----- Entries provided -----

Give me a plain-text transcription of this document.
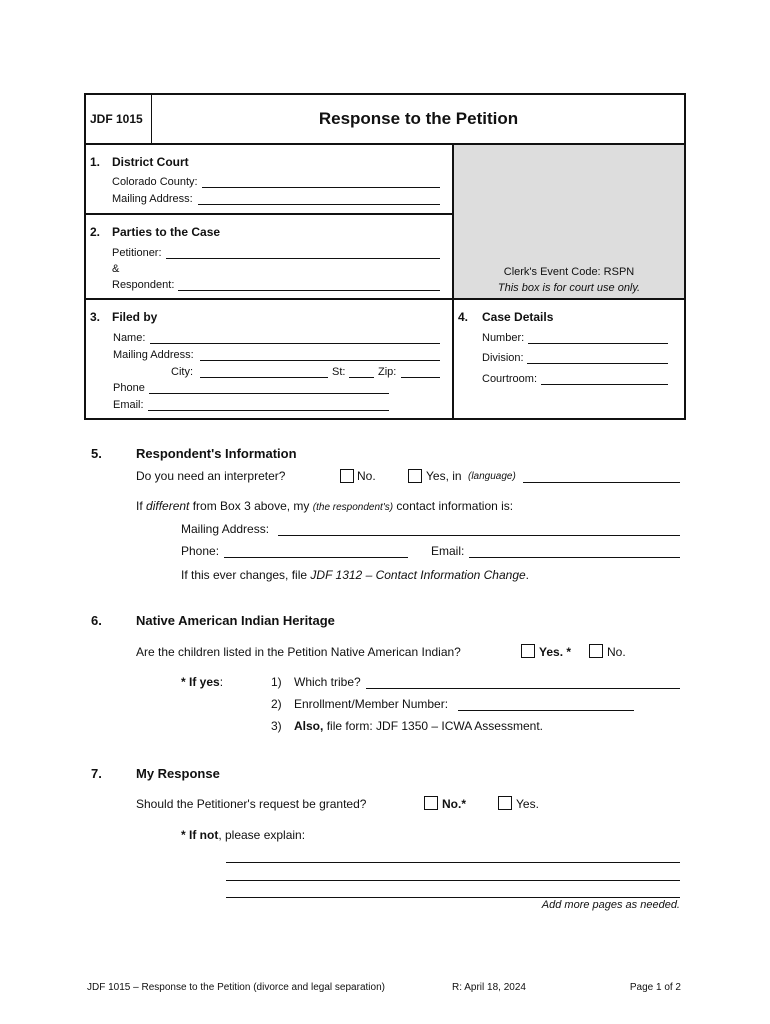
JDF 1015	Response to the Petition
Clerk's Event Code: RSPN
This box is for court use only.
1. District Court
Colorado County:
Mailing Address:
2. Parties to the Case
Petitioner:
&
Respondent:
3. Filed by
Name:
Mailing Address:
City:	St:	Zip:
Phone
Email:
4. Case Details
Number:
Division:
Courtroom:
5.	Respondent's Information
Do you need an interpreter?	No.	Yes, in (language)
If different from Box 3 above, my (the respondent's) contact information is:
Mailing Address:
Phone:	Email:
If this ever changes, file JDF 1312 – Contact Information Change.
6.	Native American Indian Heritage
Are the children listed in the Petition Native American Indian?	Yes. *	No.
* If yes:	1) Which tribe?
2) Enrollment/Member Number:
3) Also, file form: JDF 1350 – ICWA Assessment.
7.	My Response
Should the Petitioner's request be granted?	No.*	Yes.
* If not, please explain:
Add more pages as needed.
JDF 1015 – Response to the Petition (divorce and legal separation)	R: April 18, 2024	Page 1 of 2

-----

■ **Stated task**:
From the data, pick out every line that includes "American".

■ **Answer**:
6.	Native American Indian Heritage
Are the children listed in the Petition Native American Indian?	Yes. *	No.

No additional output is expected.